Exercise details: Filter out everything except lines holding "currentItemViewCount".

Provided information:
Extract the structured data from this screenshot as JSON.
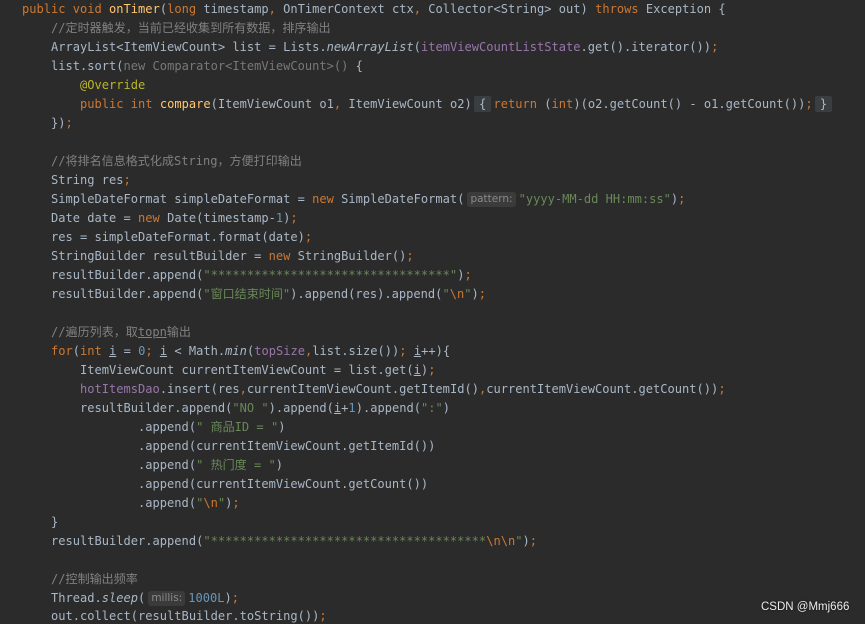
{
  "editor": {
    "background": "#2b2b2b",
    "foreground": "#a9b7c6",
    "lines": [
      [
        {
          "text": "public void ",
          "color": "#cc7832"
        },
        {
          "text": "onTimer",
          "color": "#ffc66d"
        },
        {
          "text": "(",
          "color": "#a9b7c6"
        },
        {
          "text": "long",
          "color": "#cc7832"
        },
        {
          "text": " timestamp",
          "color": "#a9b7c6"
        },
        {
          "text": ",",
          "color": "#cc7832"
        },
        {
          "text": " OnTimerContext ctx",
          "color": "#a9b7c6"
        },
        {
          "text": ",",
          "color": "#cc7832"
        },
        {
          "text": " Collector<String> out) ",
          "color": "#a9b7c6"
        },
        {
          "text": "throws",
          "color": "#cc7832"
        },
        {
          "text": " Exception {",
          "color": "#a9b7c6"
        }
      ],
      [
        {
          "text": "    //定时器触发，当前已经收集到所有数据，排序输出",
          "color": "#808080"
        }
      ],
      [
        {
          "text": "    ArrayList<ItemViewCount> list = Lists.",
          "color": "#a9b7c6"
        },
        {
          "text": "newArrayList",
          "color": "#a9b7c6",
          "italic": true
        },
        {
          "text": "(",
          "color": "#a9b7c6"
        },
        {
          "text": "itemViewCountListState",
          "color": "#9876aa"
        },
        {
          "text": ".get().iterator())",
          "color": "#a9b7c6"
        },
        {
          "text": ";",
          "color": "#cc7832"
        }
      ],
      [
        {
          "text": "    list.sort(",
          "color": "#a9b7c6"
        },
        {
          "text": "new Comparator<ItemViewCount>()",
          "color": "#787878"
        },
        {
          "text": " {",
          "color": "#a9b7c6"
        }
      ],
      [
        {
          "text": "        @Override",
          "color": "#bbb529"
        }
      ],
      [
        {
          "text": "        public int ",
          "color": "#cc7832"
        },
        {
          "text": "compare",
          "color": "#ffc66d"
        },
        {
          "text": "(ItemViewCount o1",
          "color": "#a9b7c6"
        },
        {
          "text": ",",
          "color": "#cc7832"
        },
        {
          "text": " ItemViewCount o2) ",
          "color": "#a9b7c6"
        },
        {
          "text": "{",
          "color": "#a9b7c6",
          "fold": true
        },
        {
          "text": " return",
          "color": "#cc7832"
        },
        {
          "text": " (",
          "color": "#a9b7c6"
        },
        {
          "text": "int",
          "color": "#cc7832"
        },
        {
          "text": ")(o2.getCount() - o1.getCount())",
          "color": "#a9b7c6"
        },
        {
          "text": "; ",
          "color": "#cc7832"
        },
        {
          "text": "}",
          "color": "#a9b7c6",
          "fold": true
        }
      ],
      [
        {
          "text": "    })",
          "color": "#a9b7c6"
        },
        {
          "text": ";",
          "color": "#cc7832"
        }
      ],
      [],
      [
        {
          "text": "    //将排名信息格式化成String，方便打印输出",
          "color": "#808080"
        }
      ],
      [
        {
          "text": "    String res",
          "color": "#a9b7c6"
        },
        {
          "text": ";",
          "color": "#cc7832"
        }
      ],
      [
        {
          "text": "    SimpleDateFormat simpleDateFormat = ",
          "color": "#a9b7c6"
        },
        {
          "text": "new",
          "color": "#cc7832"
        },
        {
          "text": " SimpleDateFormat(",
          "color": "#a9b7c6"
        },
        {
          "text": "pattern:",
          "color": "#8a8a8a",
          "hint": true
        },
        {
          "text": "\"yyyy-MM-dd HH:mm:ss\"",
          "color": "#6a8759"
        },
        {
          "text": ")",
          "color": "#a9b7c6"
        },
        {
          "text": ";",
          "color": "#cc7832"
        }
      ],
      [
        {
          "text": "    Date date = ",
          "color": "#a9b7c6"
        },
        {
          "text": "new",
          "color": "#cc7832"
        },
        {
          "text": " Date(timestamp-",
          "color": "#a9b7c6"
        },
        {
          "text": "1",
          "color": "#6897bb"
        },
        {
          "text": ")",
          "color": "#a9b7c6"
        },
        {
          "text": ";",
          "color": "#cc7832"
        }
      ],
      [
        {
          "text": "    res = simpleDateFormat.format(date)",
          "color": "#a9b7c6"
        },
        {
          "text": ";",
          "color": "#cc7832"
        }
      ],
      [
        {
          "text": "    StringBuilder resultBuilder = ",
          "color": "#a9b7c6"
        },
        {
          "text": "new",
          "color": "#cc7832"
        },
        {
          "text": " StringBuilder()",
          "color": "#a9b7c6"
        },
        {
          "text": ";",
          "color": "#cc7832"
        }
      ],
      [
        {
          "text": "    resultBuilder.append(",
          "color": "#a9b7c6"
        },
        {
          "text": "\"*********************************\"",
          "color": "#6a8759"
        },
        {
          "text": ")",
          "color": "#a9b7c6"
        },
        {
          "text": ";",
          "color": "#cc7832"
        }
      ],
      [
        {
          "text": "    resultBuilder.append(",
          "color": "#a9b7c6"
        },
        {
          "text": "\"窗口结束时间\"",
          "color": "#6a8759"
        },
        {
          "text": ").append(res).append(",
          "color": "#a9b7c6"
        },
        {
          "text": "\"",
          "color": "#6a8759"
        },
        {
          "text": "\\n",
          "color": "#cc7832"
        },
        {
          "text": "\"",
          "color": "#6a8759"
        },
        {
          "text": ")",
          "color": "#a9b7c6"
        },
        {
          "text": ";",
          "color": "#cc7832"
        }
      ],
      [],
      [
        {
          "text": "    //遍历列表，取",
          "color": "#808080"
        },
        {
          "text": "topn",
          "color": "#808080",
          "underline": true
        },
        {
          "text": "输出",
          "color": "#808080"
        }
      ],
      [
        {
          "text": "    for",
          "color": "#cc7832"
        },
        {
          "text": "(",
          "color": "#a9b7c6"
        },
        {
          "text": "int ",
          "color": "#cc7832"
        },
        {
          "text": "i",
          "color": "#a9b7c6",
          "underline": true
        },
        {
          "text": " = ",
          "color": "#a9b7c6"
        },
        {
          "text": "0",
          "color": "#6897bb"
        },
        {
          "text": "; ",
          "color": "#cc7832"
        },
        {
          "text": "i",
          "color": "#a9b7c6",
          "underline": true
        },
        {
          "text": " < Math.",
          "color": "#a9b7c6"
        },
        {
          "text": "min",
          "color": "#a9b7c6",
          "italic": true
        },
        {
          "text": "(",
          "color": "#a9b7c6"
        },
        {
          "text": "topSize",
          "color": "#9876aa"
        },
        {
          "text": ",",
          "color": "#cc7832"
        },
        {
          "text": "list.size())",
          "color": "#a9b7c6"
        },
        {
          "text": "; ",
          "color": "#cc7832"
        },
        {
          "text": "i",
          "color": "#a9b7c6",
          "underline": true
        },
        {
          "text": "++){",
          "color": "#a9b7c6"
        }
      ],
      [
        {
          "text": "        ItemViewCount currentItemViewCount = list.get(",
          "color": "#a9b7c6"
        },
        {
          "text": "i",
          "color": "#a9b7c6",
          "underline": true
        },
        {
          "text": ")",
          "color": "#a9b7c6"
        },
        {
          "text": ";",
          "color": "#cc7832"
        }
      ],
      [
        {
          "text": "        hotItemsDao",
          "color": "#9876aa"
        },
        {
          "text": ".insert(res",
          "color": "#a9b7c6"
        },
        {
          "text": ",",
          "color": "#cc7832"
        },
        {
          "text": "currentItemViewCount.getItemId()",
          "color": "#a9b7c6"
        },
        {
          "text": ",",
          "color": "#cc7832"
        },
        {
          "text": "currentItemViewCount.getCount())",
          "color": "#a9b7c6"
        },
        {
          "text": ";",
          "color": "#cc7832"
        }
      ],
      [
        {
          "text": "        resultBuilder.append(",
          "color": "#a9b7c6"
        },
        {
          "text": "\"NO \"",
          "color": "#6a8759"
        },
        {
          "text": ").append(",
          "color": "#a9b7c6"
        },
        {
          "text": "i",
          "color": "#a9b7c6",
          "underline": true
        },
        {
          "text": "+",
          "color": "#a9b7c6"
        },
        {
          "text": "1",
          "color": "#6897bb"
        },
        {
          "text": ").append(",
          "color": "#a9b7c6"
        },
        {
          "text": "\":\"",
          "color": "#6a8759"
        },
        {
          "text": ")",
          "color": "#a9b7c6"
        }
      ],
      [
        {
          "text": "                .append(",
          "color": "#a9b7c6"
        },
        {
          "text": "\" 商品ID = \"",
          "color": "#6a8759"
        },
        {
          "text": ")",
          "color": "#a9b7c6"
        }
      ],
      [
        {
          "text": "                .append(currentItemViewCount.getItemId())",
          "color": "#a9b7c6"
        }
      ],
      [
        {
          "text": "                .append(",
          "color": "#a9b7c6"
        },
        {
          "text": "\" 热门度 = \"",
          "color": "#6a8759"
        },
        {
          "text": ")",
          "color": "#a9b7c6"
        }
      ],
      [
        {
          "text": "                .append(currentItemViewCount.getCount())",
          "color": "#a9b7c6"
        }
      ],
      [
        {
          "text": "                .append(",
          "color": "#a9b7c6"
        },
        {
          "text": "\"",
          "color": "#6a8759"
        },
        {
          "text": "\\n",
          "color": "#cc7832"
        },
        {
          "text": "\"",
          "color": "#6a8759"
        },
        {
          "text": ")",
          "color": "#a9b7c6"
        },
        {
          "text": ";",
          "color": "#cc7832"
        }
      ],
      [
        {
          "text": "    }",
          "color": "#a9b7c6"
        }
      ],
      [
        {
          "text": "    resultBuilder.append(",
          "color": "#a9b7c6"
        },
        {
          "text": "\"**************************************",
          "color": "#6a8759"
        },
        {
          "text": "\\n\\n",
          "color": "#cc7832"
        },
        {
          "text": "\"",
          "color": "#6a8759"
        },
        {
          "text": ")",
          "color": "#a9b7c6"
        },
        {
          "text": ";",
          "color": "#cc7832"
        }
      ],
      [],
      [
        {
          "text": "    //控制输出频率",
          "color": "#808080"
        }
      ],
      [
        {
          "text": "    Thread.",
          "color": "#a9b7c6"
        },
        {
          "text": "sleep",
          "color": "#a9b7c6",
          "italic": true
        },
        {
          "text": "(",
          "color": "#a9b7c6"
        },
        {
          "text": "millis:",
          "color": "#8a8a8a",
          "hint": true
        },
        {
          "text": "1000L",
          "color": "#6897bb"
        },
        {
          "text": ")",
          "color": "#a9b7c6"
        },
        {
          "text": ";",
          "color": "#cc7832"
        }
      ],
      [
        {
          "text": "    out.collect(resultBuilder.toString())",
          "color": "#a9b7c6"
        },
        {
          "text": ";",
          "color": "#cc7832"
        }
      ]
    ]
  },
  "watermark": "CSDN @Mmj666"
}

Output of the exercise:
          "text": "        ItemViewCount currentItemViewCount = list.get(",
          "text": "currentItemViewCount.getItemId()",
          "text": "currentItemViewCount.getCount())",
          "text": "                .append(currentItemViewCount.getItemId())",
          "text": "                .append(currentItemViewCount.getCount())",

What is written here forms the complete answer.